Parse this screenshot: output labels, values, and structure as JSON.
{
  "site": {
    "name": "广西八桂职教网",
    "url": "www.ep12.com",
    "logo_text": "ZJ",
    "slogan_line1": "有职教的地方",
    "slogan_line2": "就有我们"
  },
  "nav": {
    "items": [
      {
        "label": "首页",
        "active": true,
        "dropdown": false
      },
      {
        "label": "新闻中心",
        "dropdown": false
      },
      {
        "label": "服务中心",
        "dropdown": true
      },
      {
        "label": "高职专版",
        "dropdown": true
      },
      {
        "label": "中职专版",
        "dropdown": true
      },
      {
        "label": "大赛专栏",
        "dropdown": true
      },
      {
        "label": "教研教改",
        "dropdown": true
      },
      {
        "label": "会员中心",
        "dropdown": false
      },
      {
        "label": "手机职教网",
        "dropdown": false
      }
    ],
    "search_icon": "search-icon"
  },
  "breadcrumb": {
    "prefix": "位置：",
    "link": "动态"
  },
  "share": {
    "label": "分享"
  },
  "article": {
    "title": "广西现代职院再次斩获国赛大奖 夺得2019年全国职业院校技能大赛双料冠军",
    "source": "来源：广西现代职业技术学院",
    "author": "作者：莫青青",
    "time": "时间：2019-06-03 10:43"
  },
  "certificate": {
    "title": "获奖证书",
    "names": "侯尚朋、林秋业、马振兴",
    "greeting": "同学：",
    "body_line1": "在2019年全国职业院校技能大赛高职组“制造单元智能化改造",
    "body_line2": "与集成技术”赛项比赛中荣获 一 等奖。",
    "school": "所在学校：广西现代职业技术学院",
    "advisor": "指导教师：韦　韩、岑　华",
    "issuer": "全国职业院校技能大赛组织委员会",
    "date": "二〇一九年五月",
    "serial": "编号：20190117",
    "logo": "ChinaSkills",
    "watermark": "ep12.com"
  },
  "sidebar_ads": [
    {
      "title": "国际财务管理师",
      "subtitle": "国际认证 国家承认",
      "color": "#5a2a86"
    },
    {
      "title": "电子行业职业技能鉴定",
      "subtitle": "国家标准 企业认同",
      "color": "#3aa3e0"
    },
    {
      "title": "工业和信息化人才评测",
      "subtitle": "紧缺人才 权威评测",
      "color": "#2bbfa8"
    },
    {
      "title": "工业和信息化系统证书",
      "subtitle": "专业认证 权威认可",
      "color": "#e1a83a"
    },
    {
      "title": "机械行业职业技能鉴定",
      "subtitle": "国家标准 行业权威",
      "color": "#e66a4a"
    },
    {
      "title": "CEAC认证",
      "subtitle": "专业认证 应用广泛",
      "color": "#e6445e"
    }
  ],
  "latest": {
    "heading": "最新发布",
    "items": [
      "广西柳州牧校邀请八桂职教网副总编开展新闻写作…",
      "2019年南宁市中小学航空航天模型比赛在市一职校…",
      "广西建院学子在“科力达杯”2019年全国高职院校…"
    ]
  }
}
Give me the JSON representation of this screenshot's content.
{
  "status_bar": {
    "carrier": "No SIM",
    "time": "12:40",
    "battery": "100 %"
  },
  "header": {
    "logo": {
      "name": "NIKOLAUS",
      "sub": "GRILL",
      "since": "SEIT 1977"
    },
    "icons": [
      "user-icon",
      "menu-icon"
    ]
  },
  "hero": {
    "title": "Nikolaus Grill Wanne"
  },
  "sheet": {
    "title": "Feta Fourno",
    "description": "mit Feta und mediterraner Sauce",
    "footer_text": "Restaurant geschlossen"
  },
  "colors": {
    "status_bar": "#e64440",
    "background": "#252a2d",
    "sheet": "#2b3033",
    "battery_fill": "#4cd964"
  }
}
● ● ● ● ● ● ●
● WRITTEN TASK: Identify each line in the records above that contains the word "JSON", and copy it out in full.

● RESULT OF THE TASK:
Parse this screenshot: output labels, values, and structure as JSON.
Give me the JSON representation of this screenshot's content.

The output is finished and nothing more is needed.